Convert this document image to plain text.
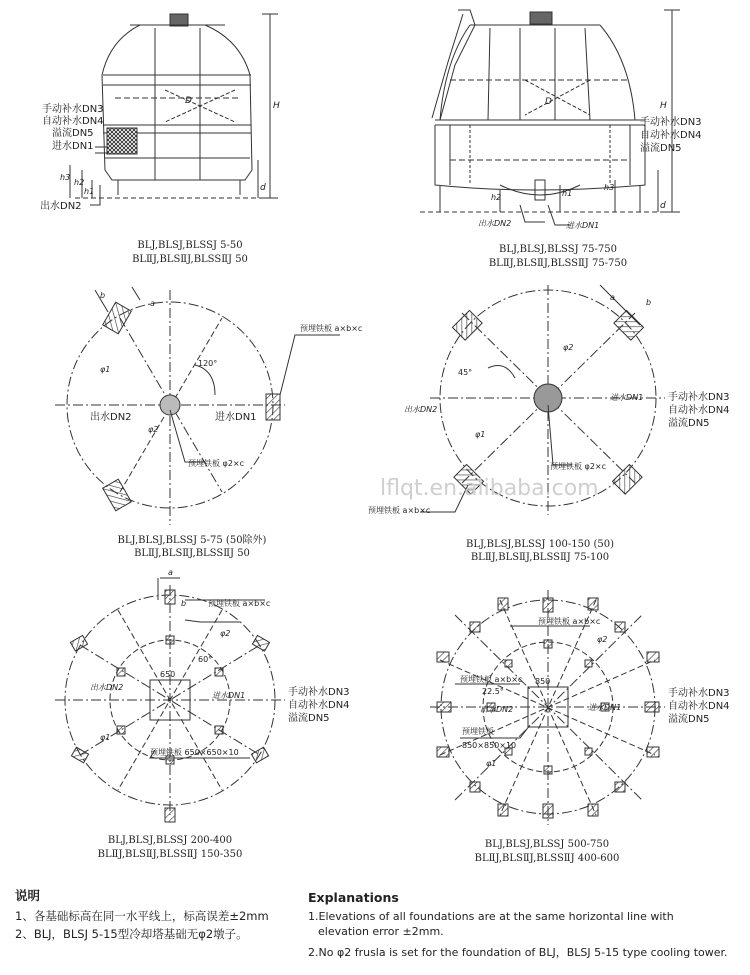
手动补水DN3
自动补水DN4
溢流DN5
进水DN1
出水DN2
D	H
d
h3
h2
h1
BLJ,BLSJ,BLSSJ 5-50
BLⅡJ,BLSⅡJ,BLSSⅡJ 50
手动补水DN3
自动补水DN4
溢流DN5
出水DN2	进水DN1
D	H
d
h2	h1
h3
BLJ,BLSJ,BLSSJ 75-750
BLⅡJ,BLSⅡJ,BLSSⅡJ 75-750
预埋铁板 a×b×c
120°
出水DN2	进水DN1
φ1
φ2
预埋铁板 φ2×c
a
b
BLJ,BLSJ,BLSSJ 5-75 (50除外)
BLⅡJ,BLSⅡJ,BLSSⅡJ 50
φ2
45°
出水DN2
进水DN1
φ1
预埋铁板 φ2×c
预埋铁板 a×b×c
手动补水DN3
自动补水DN4
溢流DN5
a
b
BLJ,BLSJ,BLSSJ 100-150 (50)
BLⅡJ,BLSⅡJ,BLSSⅡJ 75-100
a
b	预埋铁板 a×b×c
φ2
60°
650
出水DN2
进水DN1	手动补水DN3
自动补水DN4
溢流DN5
φ1
预埋铁板 650×650×10
BLJ,BLSJ,BLSSJ 200-400
BLⅡJ,BLSⅡJ,BLSSⅡJ 150-350
预埋铁板 a×b×c
φ2
预埋铁板 a×b×c
22.5°
850
出水DN2	进水DN1
手动补水DN3
自动补水DN4
溢流DN5
预埋铁板
850×850×10
φ1
BLJ,BLSJ,BLSSJ 500-750
BLⅡJ,BLSⅡJ,BLSSⅡJ 400-600
lflqt.en.alibaba.com
说明
1、各基础标高在同一水平线上，标高误差±2mm
2、BLJ，BLSJ 5-15型冷却塔基础无φ2墩子。
Explanations
1.Elevations of all foundations are at the same horizontal line with
elevation error ±2mm.
2.No φ2 frusla is set for the foundation of BLJ，BLSJ 5-15 type cooling tower.
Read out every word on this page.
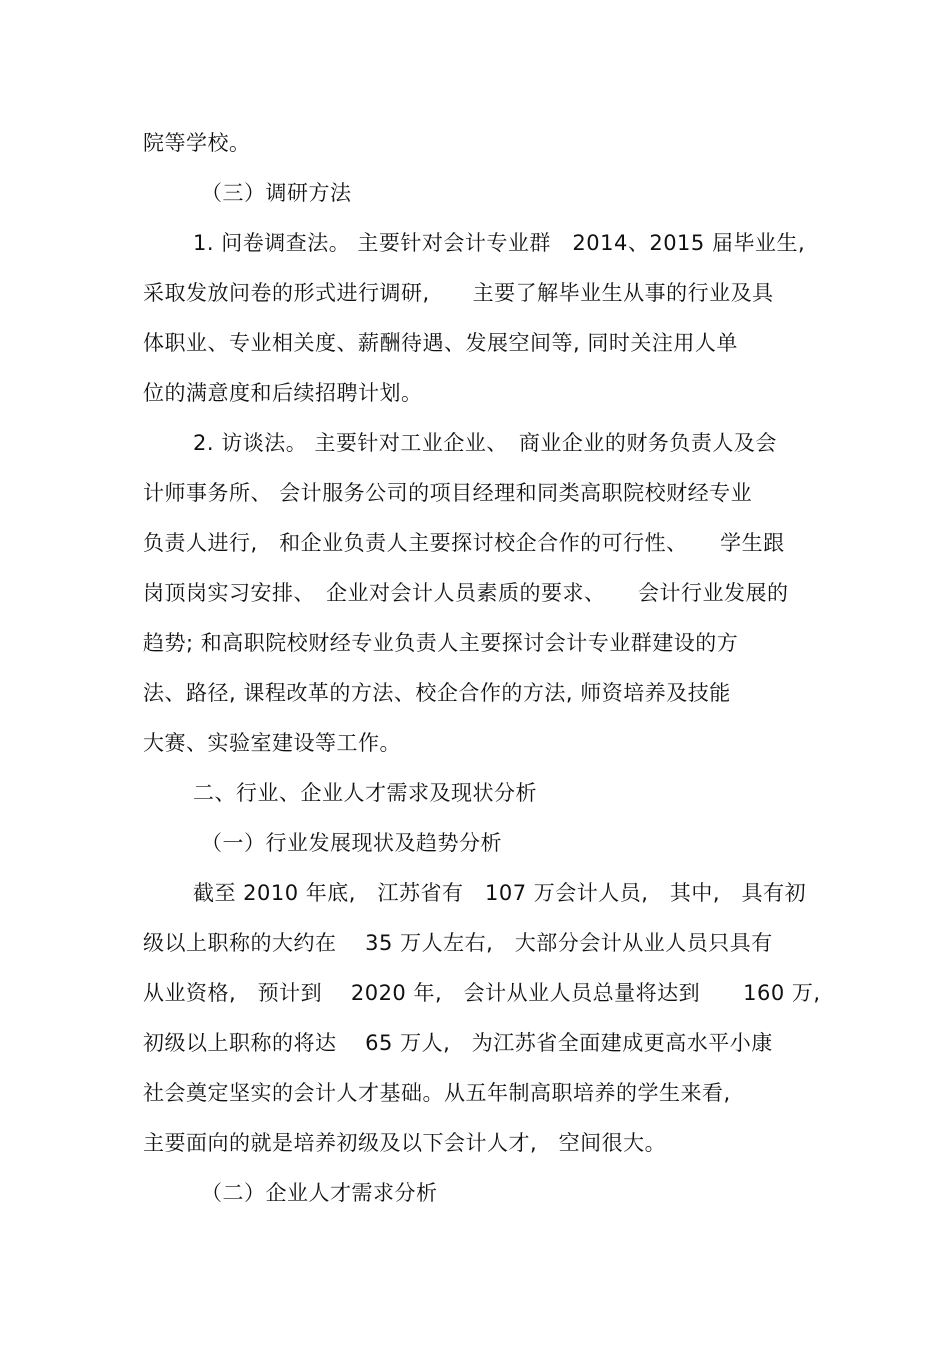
院等学校。
（三）调研方法
1. 问卷调查法。 主要针对会计专业群　2014、2015 届毕业生,
采取发放问卷的形式进行调研,　　主要了解毕业生从事的行业及具
体职业、专业相关度、薪酬待遇、发展空间等, 同时关注用人单
位的满意度和后续招聘计划。
2. 访谈法。 主要针对工业企业、　商业企业的财务负责人及会
计师事务所、 会计服务公司的项目经理和同类高职院校财经专业
负责人进行,　和企业负责人主要探讨校企合作的可行性、　　学生跟
岗顶岗实习安排、　企业对会计人员素质的要求、　　会计行业发展的
趋势; 和高职院校财经专业负责人主要探讨会计专业群建设的方
法、路径, 课程改革的方法、校企合作的方法, 师资培养及技能
大赛、实验室建设等工作。
二、行业、企业人才需求及现状分析
（一）行业发展现状及趋势分析
截至 2010 年底,　江苏省有　107 万会计人员,　其中,　具有初
级以上职称的大约在　 35 万人左右,　大部分会计从业人员只具有
从业资格,　预计到　 2020 年,　会计从业人员总量将达到　　160 万,
初级以上职称的将达　 65 万人,　为江苏省全面建成更高水平小康
社会奠定坚实的会计人才基础。从五年制高职培养的学生来看,
主要面向的就是培养初级及以下会计人才,　空间很大。
（二）企业人才需求分析
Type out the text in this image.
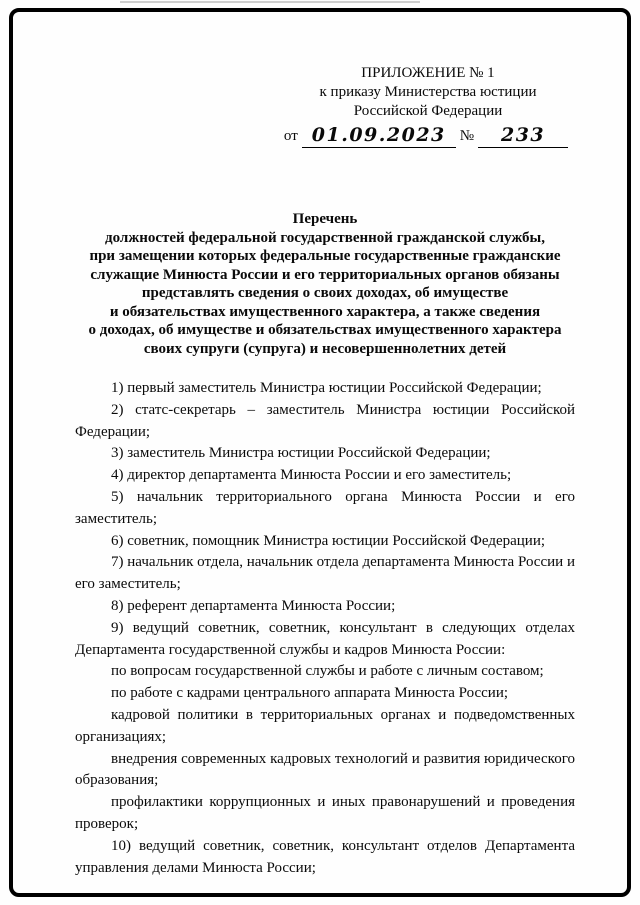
ПРИЛОЖЕНИЕ № 1
к приказу Министерства юстиции
Российской Федерации
от 01.09.2023 № 233
Перечень
должностей федеральной государственной гражданской службы,
при замещении которых федеральные государственные гражданские
служащие Минюста России и его территориальных органов обязаны
представлять сведения о своих доходах, об имуществе
и обязательствах имущественного характера, а также сведения
о доходах, об имуществе и обязательствах имущественного характера
своих супруги (супруга) и несовершеннолетних детей

1) первый заместитель Министра юстиции Российской Федерации;

2) статс-секретарь – заместитель Министра юстиции Российской Федерации;

3) заместитель Министра юстиции Российской Федерации;

4) директор департамента Минюста России и его заместитель;

5) начальник территориального органа Минюста России и его заместитель;

6) советник, помощник Министра юстиции Российской Федерации;

7) начальник отдела, начальник отдела департамента Минюста России и его заместитель;

8) референт департамента Минюста России;

9) ведущий советник, советник, консультант в следующих отделах Департамента государственной службы и кадров Минюста России:

по вопросам государственной службы и работе с личным составом;

по работе с кадрами центрального аппарата Минюста России;

кадровой политики в территориальных органах и подведомственных организациях;

внедрения современных кадровых технологий и развития юридического образования;

профилактики коррупционных и иных правонарушений и проведения проверок;

10) ведущий советник, советник, консультант отделов Департамента управления делами Минюста России;
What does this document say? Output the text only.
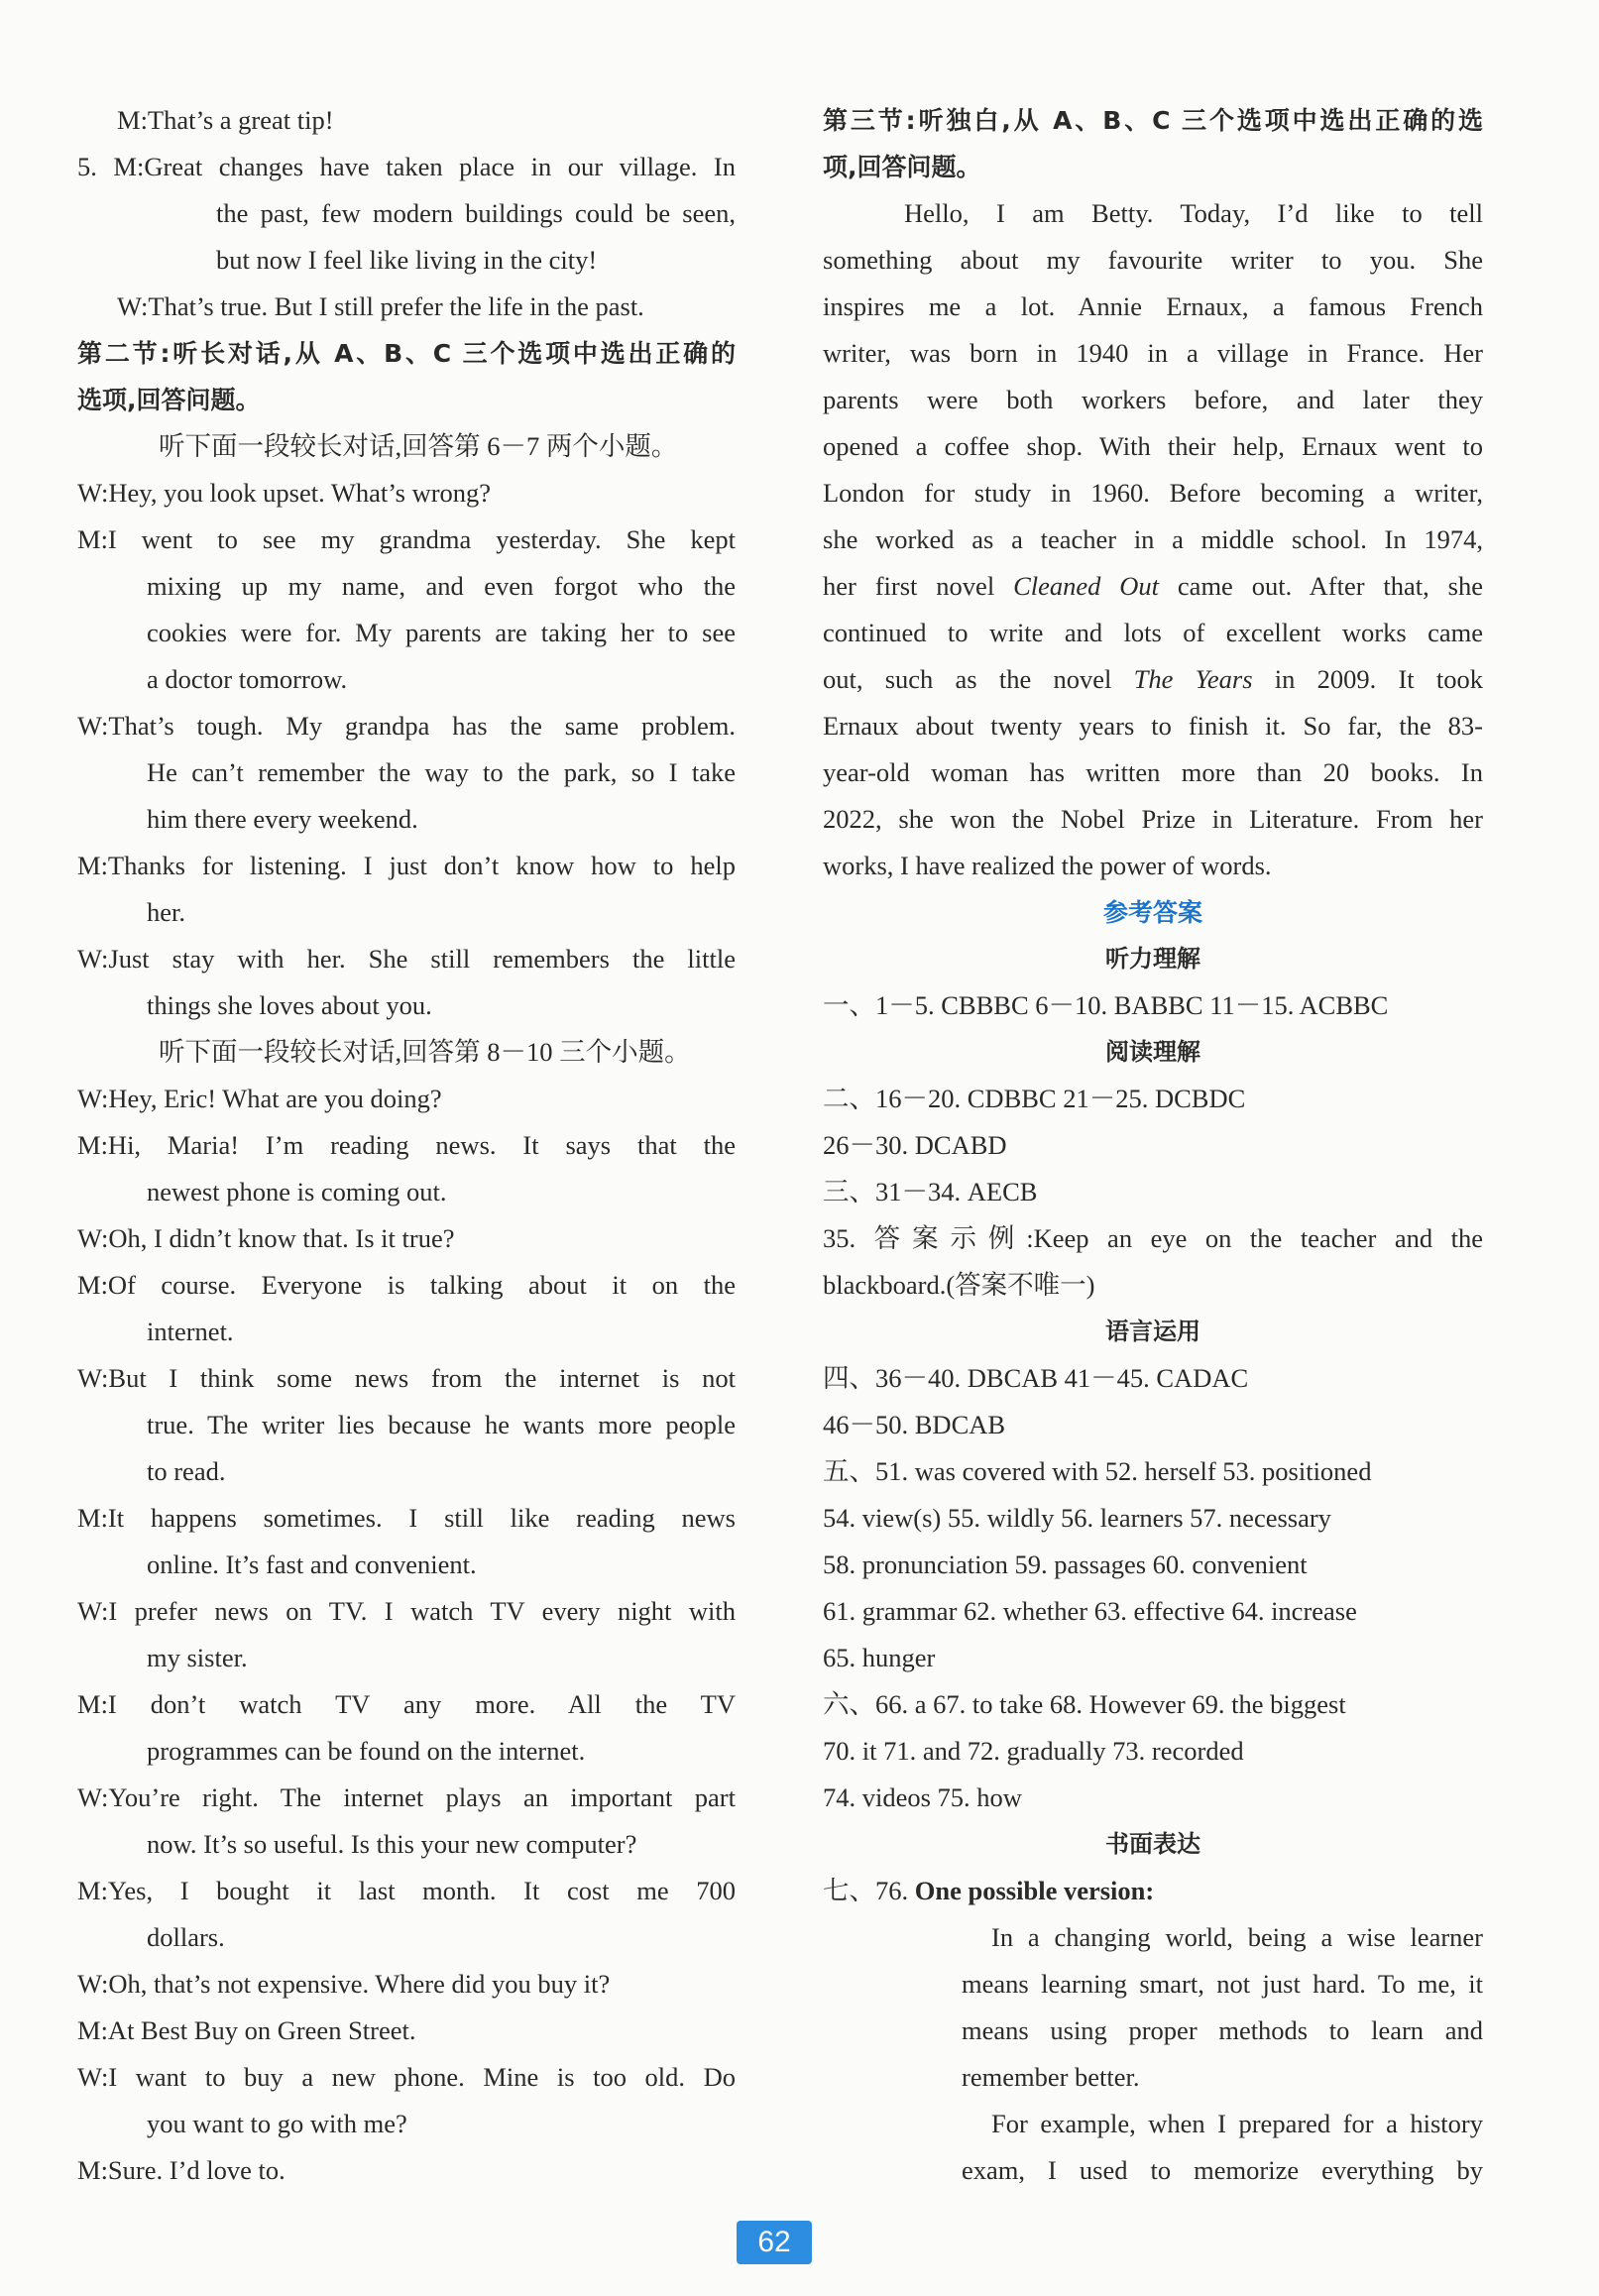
M:That’s a great tip!
5. M:Great changes have taken place in our village. In
the past, few modern buildings could be seen,
but now I feel like living in the city!
W:That’s true. But I still prefer the life in the past.
第二节:听长对话,从 A、B、C 三个选项中选出正确的
选项,回答问题。
听下面一段较长对话,回答第 6－7 两个小题。
W:Hey, you look upset. What’s wrong?
M:I went to see my grandma yesterday. She kept
mixing up my name, and even forgot who the
cookies were for. My parents are taking her to see
a doctor tomorrow.
W:That’s tough. My grandpa has the same problem.
He can’t remember the way to the park, so I take
him there every weekend.
M:Thanks for listening. I just don’t know how to help
her.
W:Just stay with her. She still remembers the little
things she loves about you.
听下面一段较长对话,回答第 8－10 三个小题。
W:Hey, Eric! What are you doing?
M:Hi, Maria! I’m reading news. It says that the
newest phone is coming out.
W:Oh, I didn’t know that. Is it true?
M:Of course. Everyone is talking about it on the
internet.
W:But I think some news from the internet is not
true. The writer lies because he wants more people
to read.
M:It happens sometimes. I still like reading news
online. It’s fast and convenient.
W:I prefer news on TV. I watch TV every night with
my sister.
M:I don’t watch TV any more. All the TV
programmes can be found on the internet.
W:You’re right. The internet plays an important part
now. It’s so useful. Is this your new computer?
M:Yes, I bought it last month. It cost me 700
dollars.
W:Oh, that’s not expensive. Where did you buy it?
M:At Best Buy on Green Street.
W:I want to buy a new phone. Mine is too old. Do
you want to go with me?
M:Sure. I’d love to.
第三节:听独白,从 A、B、C 三个选项中选出正确的选
项,回答问题。
Hello, I am Betty. Today, I’d like to tell
something about my favourite writer to you. She
inspires me a lot. Annie Ernaux, a famous French
writer, was born in 1940 in a village in France. Her
parents were both workers before, and later they
opened a coffee shop. With their help, Ernaux went to
London for study in 1960. Before becoming a writer,
she worked as a teacher in a middle school. In 1974,
her first novel Cleaned Out came out. After that, she
continued to write and lots of excellent works came
out, such as the novel The Years in 2009. It took
Ernaux about twenty years to finish it. So far, the 83-
year-old woman has written more than 20 books. In
2022, she won the Nobel Prize in Literature. From her
works, I have realized the power of words.
参考答案
听力理解
一、1－5. CBBBC 6－10. BABBC 11－15. ACBBC
阅读理解
二、16－20. CDBBC 21－25. DCBDC
26－30. DCABD
三、31－34. AECB
35. 答案示例:Keep an eye on the teacher and the
blackboard.(答案不唯一)
语言运用
四、36－40. DBCAB 41－45. CADAC
46－50. BDCAB
五、51. was covered with 52. herself 53. positioned
54. view(s) 55. wildly 56. learners 57. necessary
58. pronunciation 59. passages 60. convenient
61. grammar 62. whether 63. effective 64. increase
65. hunger
六、66. a 67. to take 68. However 69. the biggest
70. it 71. and 72. gradually 73. recorded
74. videos 75. how
书面表达
七、76. One possible version:
In a changing world, being a wise learner
means learning smart, not just hard. To me, it
means using proper methods to learn and
remember better.
For example, when I prepared for a history
exam, I used to memorize everything by
62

------------------------------

(JOB):
Give the number of lines in the records that contain the string "village", and nothing besides.

(THE RESULT):
2